> GIVEN EXERCISE:
Please work out how many lines in the material contain "Version" and give only that figure.

Source data:

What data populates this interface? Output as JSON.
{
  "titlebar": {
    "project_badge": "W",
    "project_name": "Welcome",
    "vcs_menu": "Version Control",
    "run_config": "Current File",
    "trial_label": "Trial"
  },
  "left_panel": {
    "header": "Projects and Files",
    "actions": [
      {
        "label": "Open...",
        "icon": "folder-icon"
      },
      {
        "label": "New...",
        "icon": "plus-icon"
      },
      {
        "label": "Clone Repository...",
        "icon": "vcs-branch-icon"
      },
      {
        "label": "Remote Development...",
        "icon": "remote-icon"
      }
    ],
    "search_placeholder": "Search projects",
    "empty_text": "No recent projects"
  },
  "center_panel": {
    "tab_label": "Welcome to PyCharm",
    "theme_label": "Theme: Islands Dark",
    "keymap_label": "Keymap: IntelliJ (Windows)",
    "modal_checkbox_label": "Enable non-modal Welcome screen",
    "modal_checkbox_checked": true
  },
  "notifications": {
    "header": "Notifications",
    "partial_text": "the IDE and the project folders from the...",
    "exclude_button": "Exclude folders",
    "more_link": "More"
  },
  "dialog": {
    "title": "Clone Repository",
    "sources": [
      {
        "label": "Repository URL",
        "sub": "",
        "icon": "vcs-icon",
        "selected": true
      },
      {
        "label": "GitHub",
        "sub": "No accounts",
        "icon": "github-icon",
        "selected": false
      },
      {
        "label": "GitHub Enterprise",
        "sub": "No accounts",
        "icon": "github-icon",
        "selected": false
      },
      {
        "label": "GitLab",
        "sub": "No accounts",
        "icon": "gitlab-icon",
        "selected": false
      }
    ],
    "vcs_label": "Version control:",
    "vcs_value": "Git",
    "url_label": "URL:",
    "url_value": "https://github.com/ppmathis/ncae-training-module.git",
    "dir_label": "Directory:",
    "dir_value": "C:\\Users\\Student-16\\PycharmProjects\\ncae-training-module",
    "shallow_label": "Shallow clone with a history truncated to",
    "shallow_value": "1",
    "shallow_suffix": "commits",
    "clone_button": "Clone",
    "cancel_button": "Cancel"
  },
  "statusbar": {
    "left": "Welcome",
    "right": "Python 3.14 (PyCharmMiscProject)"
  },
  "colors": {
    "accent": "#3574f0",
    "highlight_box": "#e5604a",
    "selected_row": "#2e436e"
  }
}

> RESULT OF THE EXERCISE:
2